• Task to complete
Copy the lines from the one containing "For every button, label, input, icon, or" through the one containing "Shottky Diode Fabricated", inclusive, word for word. Leave out the pictures.

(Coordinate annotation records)
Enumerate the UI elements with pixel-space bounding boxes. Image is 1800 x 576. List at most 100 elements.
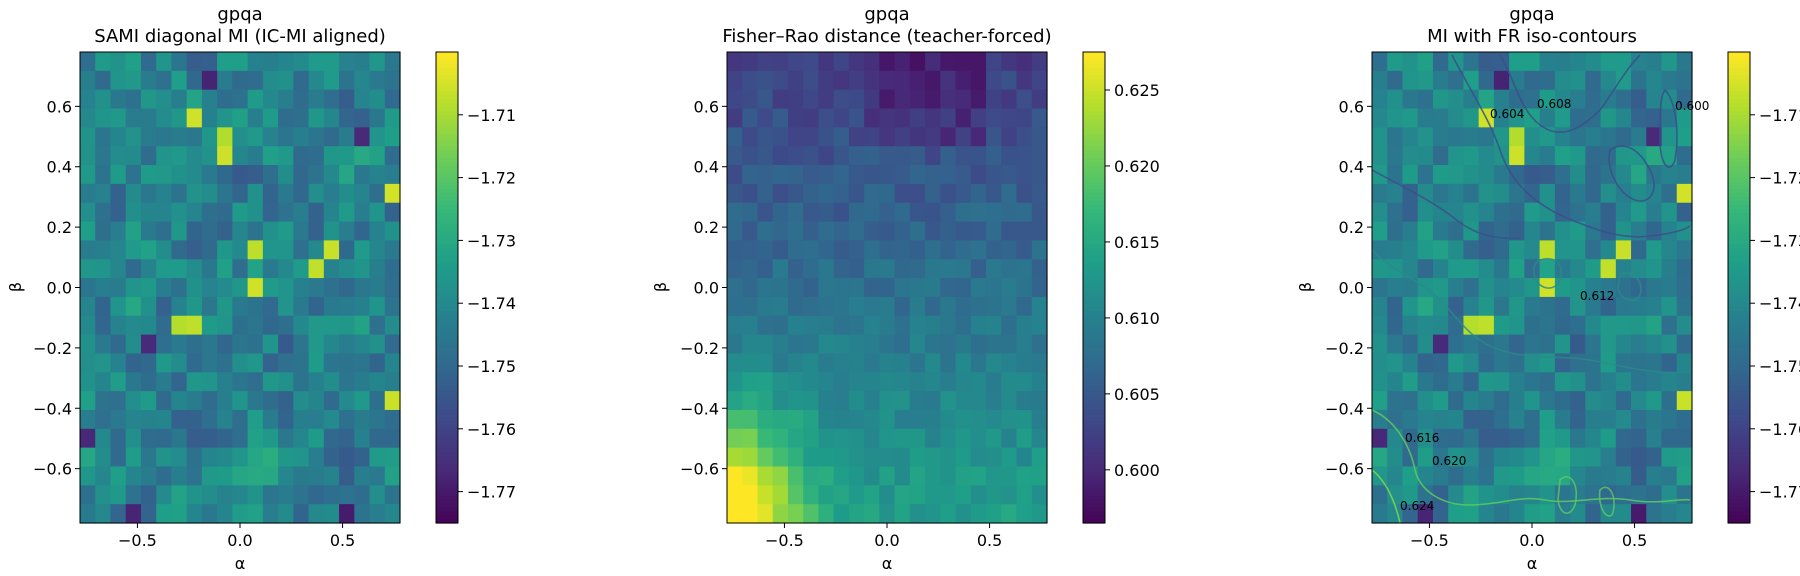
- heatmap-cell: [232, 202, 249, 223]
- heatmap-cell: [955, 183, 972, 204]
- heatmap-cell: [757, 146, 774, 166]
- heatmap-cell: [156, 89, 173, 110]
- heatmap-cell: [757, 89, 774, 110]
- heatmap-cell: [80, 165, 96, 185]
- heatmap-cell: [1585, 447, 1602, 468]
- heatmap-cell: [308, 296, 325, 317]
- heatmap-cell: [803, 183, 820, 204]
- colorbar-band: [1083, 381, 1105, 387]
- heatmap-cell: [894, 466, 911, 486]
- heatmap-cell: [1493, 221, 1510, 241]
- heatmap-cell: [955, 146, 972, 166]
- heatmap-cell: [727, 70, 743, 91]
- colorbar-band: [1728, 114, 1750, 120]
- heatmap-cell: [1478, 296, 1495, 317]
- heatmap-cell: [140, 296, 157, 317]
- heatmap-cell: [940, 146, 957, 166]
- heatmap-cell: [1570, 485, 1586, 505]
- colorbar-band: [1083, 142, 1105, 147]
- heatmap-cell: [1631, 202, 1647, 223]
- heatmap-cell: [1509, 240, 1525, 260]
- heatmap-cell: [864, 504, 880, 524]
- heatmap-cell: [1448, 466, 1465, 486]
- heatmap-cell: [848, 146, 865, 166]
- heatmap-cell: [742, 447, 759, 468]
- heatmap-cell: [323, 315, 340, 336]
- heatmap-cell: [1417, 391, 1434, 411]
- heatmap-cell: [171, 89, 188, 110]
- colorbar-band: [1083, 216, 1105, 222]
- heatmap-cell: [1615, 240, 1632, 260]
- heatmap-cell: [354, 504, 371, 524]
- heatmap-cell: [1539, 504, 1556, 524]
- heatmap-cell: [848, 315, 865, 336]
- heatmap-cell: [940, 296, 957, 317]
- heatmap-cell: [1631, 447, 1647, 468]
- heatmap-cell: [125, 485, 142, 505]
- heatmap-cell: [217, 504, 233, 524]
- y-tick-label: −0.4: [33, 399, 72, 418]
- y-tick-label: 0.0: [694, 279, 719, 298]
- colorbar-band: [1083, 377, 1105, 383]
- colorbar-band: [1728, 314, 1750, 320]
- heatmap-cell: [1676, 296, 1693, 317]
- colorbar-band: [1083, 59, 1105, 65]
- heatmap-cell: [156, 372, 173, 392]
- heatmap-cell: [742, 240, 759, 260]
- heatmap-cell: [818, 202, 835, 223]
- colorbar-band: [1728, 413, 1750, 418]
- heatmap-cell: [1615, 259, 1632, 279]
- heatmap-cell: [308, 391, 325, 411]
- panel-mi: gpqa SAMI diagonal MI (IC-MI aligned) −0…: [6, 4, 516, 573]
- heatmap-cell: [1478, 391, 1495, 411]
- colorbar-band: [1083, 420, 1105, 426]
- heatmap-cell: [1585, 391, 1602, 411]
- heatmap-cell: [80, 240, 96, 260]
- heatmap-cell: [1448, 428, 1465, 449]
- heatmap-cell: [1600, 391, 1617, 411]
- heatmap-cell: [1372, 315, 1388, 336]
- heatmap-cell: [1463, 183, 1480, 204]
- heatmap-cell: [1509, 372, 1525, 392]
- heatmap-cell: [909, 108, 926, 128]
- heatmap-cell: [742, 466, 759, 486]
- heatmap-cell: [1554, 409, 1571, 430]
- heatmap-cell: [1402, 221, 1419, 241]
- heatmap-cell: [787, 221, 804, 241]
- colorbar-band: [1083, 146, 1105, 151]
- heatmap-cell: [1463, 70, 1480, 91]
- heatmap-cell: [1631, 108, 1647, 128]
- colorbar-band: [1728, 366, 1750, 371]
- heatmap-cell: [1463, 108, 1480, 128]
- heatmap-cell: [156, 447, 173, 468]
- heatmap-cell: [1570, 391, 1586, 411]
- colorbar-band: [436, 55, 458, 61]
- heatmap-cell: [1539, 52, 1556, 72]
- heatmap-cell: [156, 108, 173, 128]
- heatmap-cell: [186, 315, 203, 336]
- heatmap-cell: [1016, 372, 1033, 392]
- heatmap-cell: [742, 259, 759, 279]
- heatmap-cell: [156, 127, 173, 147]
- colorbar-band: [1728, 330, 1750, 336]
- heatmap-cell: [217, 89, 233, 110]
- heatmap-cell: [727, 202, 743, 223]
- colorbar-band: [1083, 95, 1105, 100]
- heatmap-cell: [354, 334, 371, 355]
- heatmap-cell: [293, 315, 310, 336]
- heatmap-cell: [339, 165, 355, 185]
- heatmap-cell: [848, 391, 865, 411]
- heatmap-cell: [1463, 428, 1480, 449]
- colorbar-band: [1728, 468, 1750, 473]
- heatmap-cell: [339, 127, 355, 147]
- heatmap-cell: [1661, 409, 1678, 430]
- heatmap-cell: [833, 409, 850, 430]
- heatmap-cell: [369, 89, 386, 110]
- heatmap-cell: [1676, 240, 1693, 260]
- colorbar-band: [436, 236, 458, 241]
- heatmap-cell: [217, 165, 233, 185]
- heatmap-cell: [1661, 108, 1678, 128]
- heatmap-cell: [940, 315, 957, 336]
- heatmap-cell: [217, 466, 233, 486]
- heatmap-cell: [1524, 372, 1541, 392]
==
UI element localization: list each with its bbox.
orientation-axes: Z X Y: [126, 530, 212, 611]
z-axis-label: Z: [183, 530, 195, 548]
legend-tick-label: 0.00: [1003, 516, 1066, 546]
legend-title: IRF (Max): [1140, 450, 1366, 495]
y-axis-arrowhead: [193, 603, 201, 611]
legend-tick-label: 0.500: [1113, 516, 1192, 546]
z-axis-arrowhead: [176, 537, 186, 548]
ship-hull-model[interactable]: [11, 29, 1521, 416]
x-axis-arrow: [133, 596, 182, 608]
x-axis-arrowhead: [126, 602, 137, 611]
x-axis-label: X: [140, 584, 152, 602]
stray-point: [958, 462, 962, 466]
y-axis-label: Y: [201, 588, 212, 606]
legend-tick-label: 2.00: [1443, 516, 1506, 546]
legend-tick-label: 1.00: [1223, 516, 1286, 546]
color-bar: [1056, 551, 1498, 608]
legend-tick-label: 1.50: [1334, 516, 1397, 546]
...
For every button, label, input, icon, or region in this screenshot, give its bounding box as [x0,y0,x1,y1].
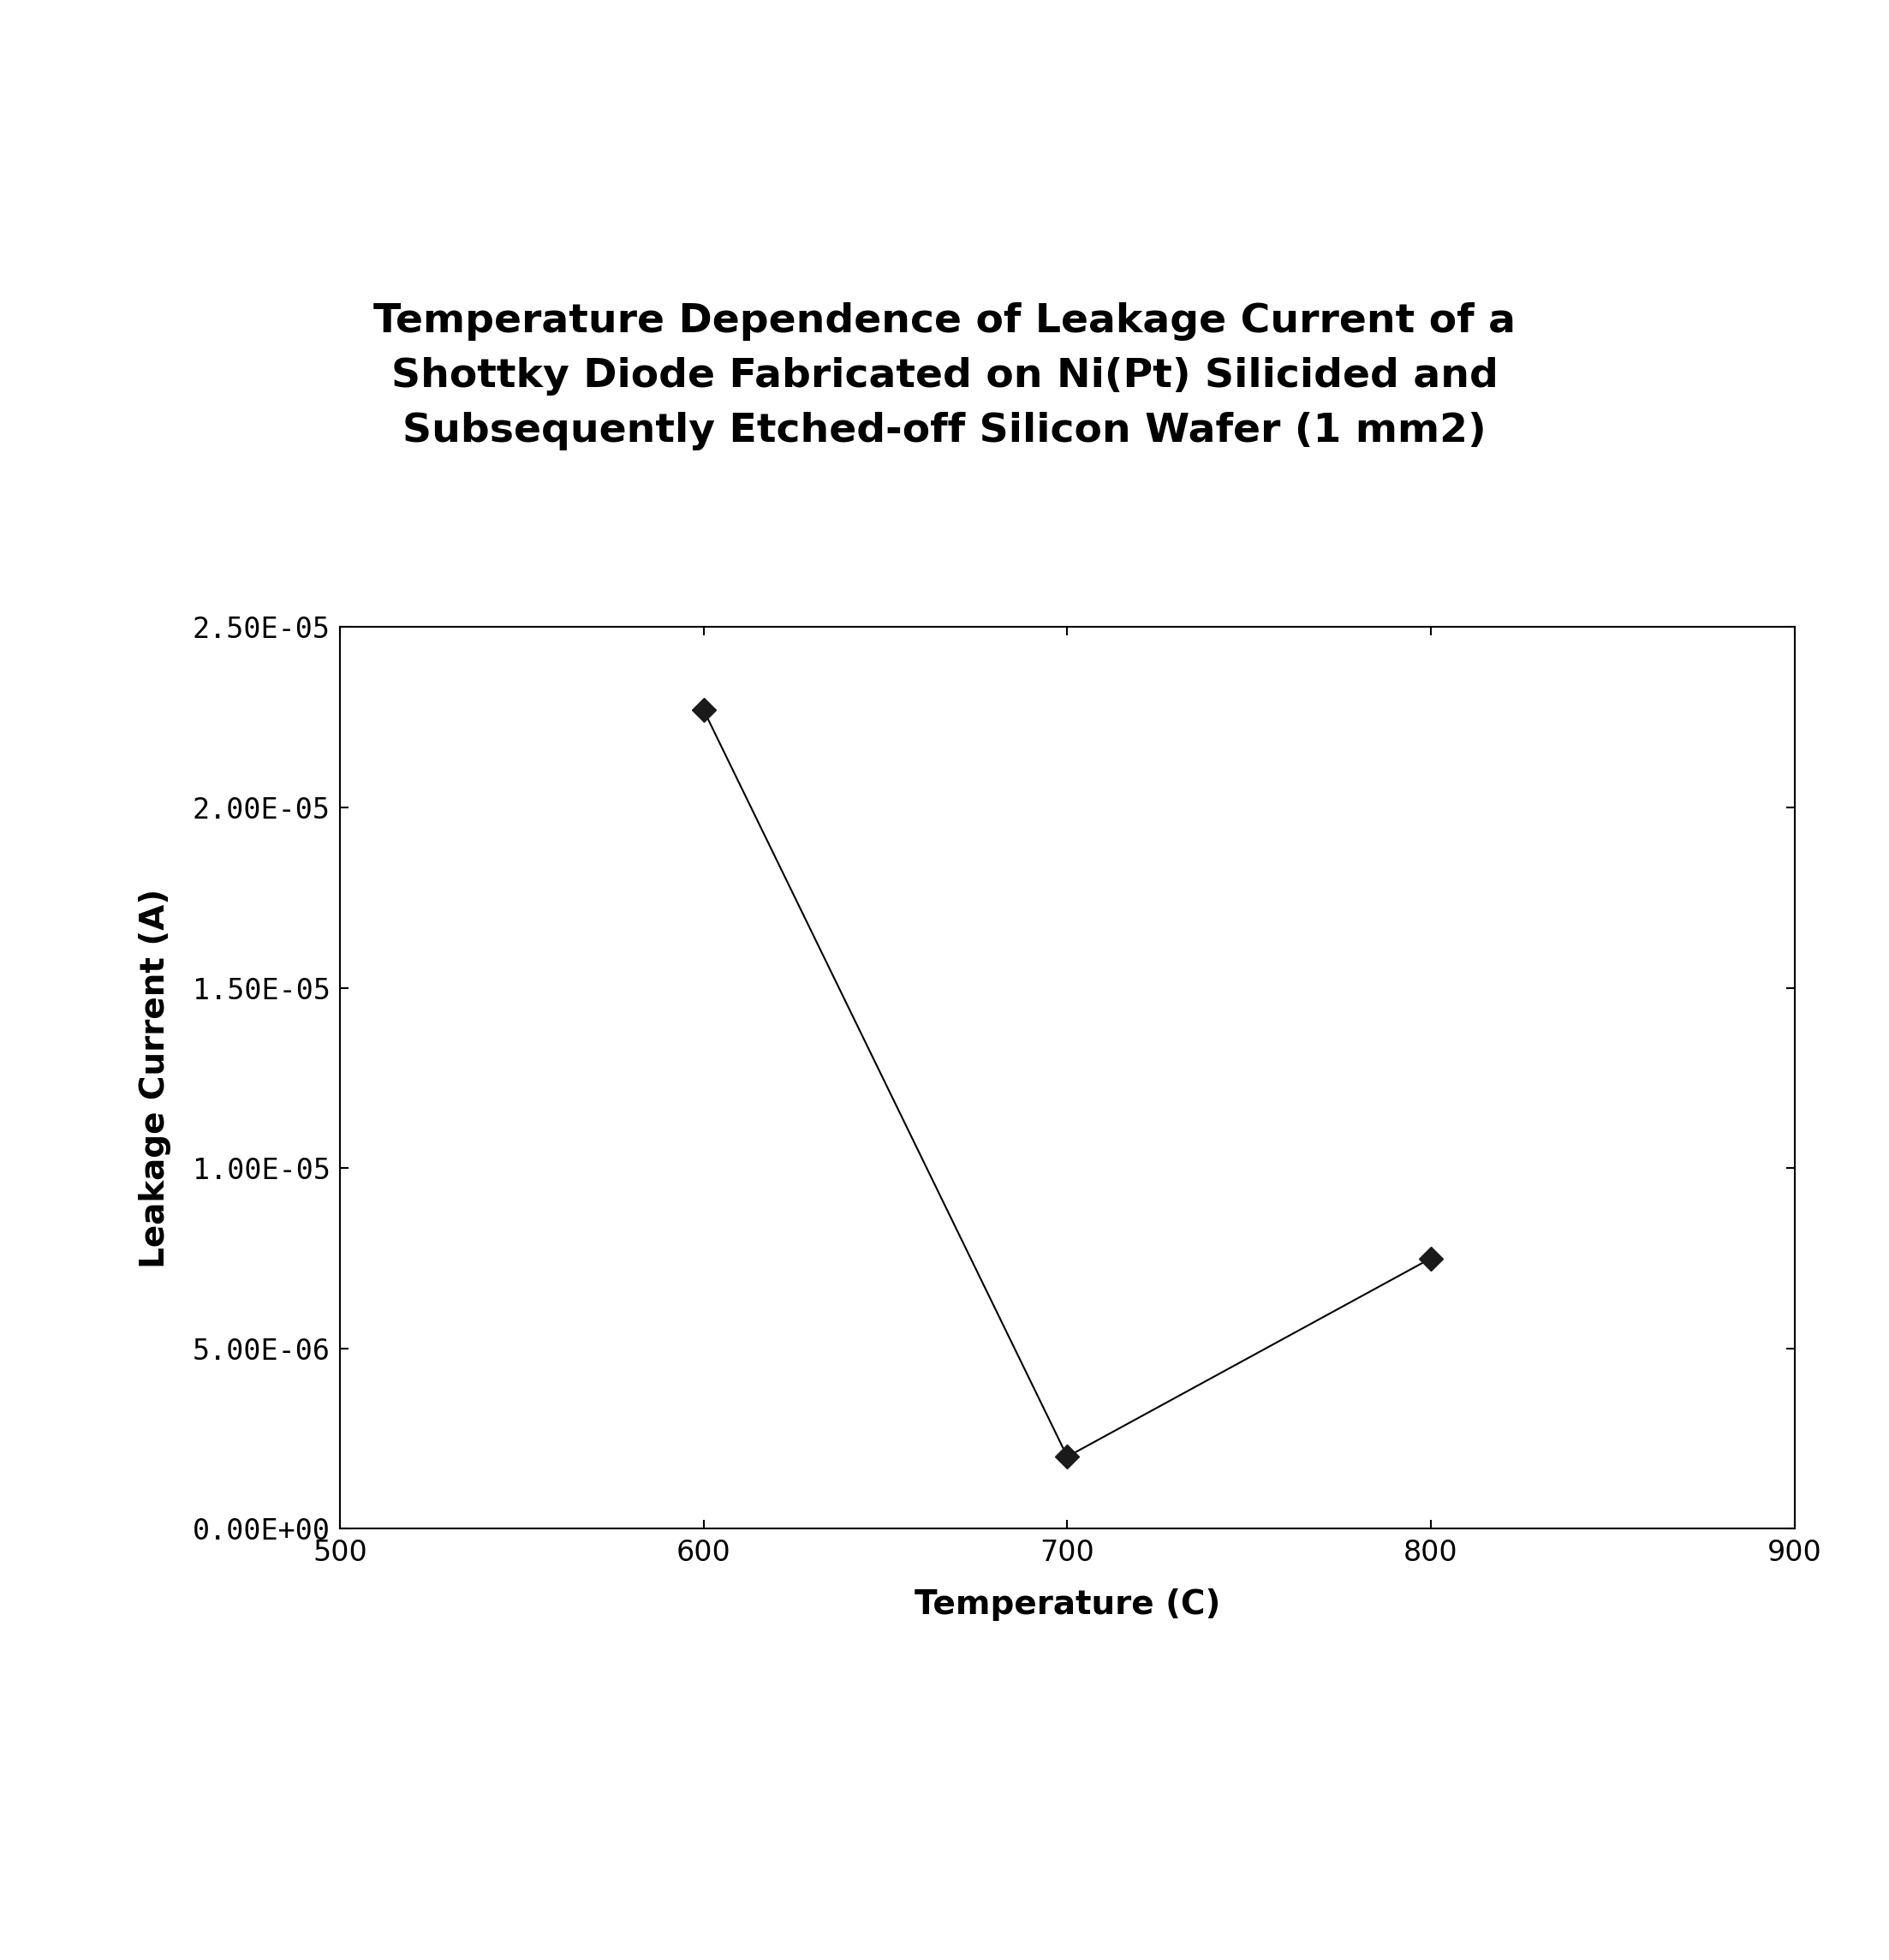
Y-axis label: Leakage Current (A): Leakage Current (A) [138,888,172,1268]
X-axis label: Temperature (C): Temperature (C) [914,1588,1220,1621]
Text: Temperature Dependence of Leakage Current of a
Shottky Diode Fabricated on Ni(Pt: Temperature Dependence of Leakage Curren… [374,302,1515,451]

• Response for this exercise
For every button, label, input, icon, or region in this screenshot, give its bounding box as [x0,y0,x1,y1].
Y-axis label: Leakage Current (A): Leakage Current (A) [138,888,172,1268]
X-axis label: Temperature (C): Temperature (C) [914,1588,1220,1621]
Text: Temperature Dependence of Leakage Current of a
Shottky Diode Fabricated on Ni(Pt: Temperature Dependence of Leakage Curren… [374,302,1515,451]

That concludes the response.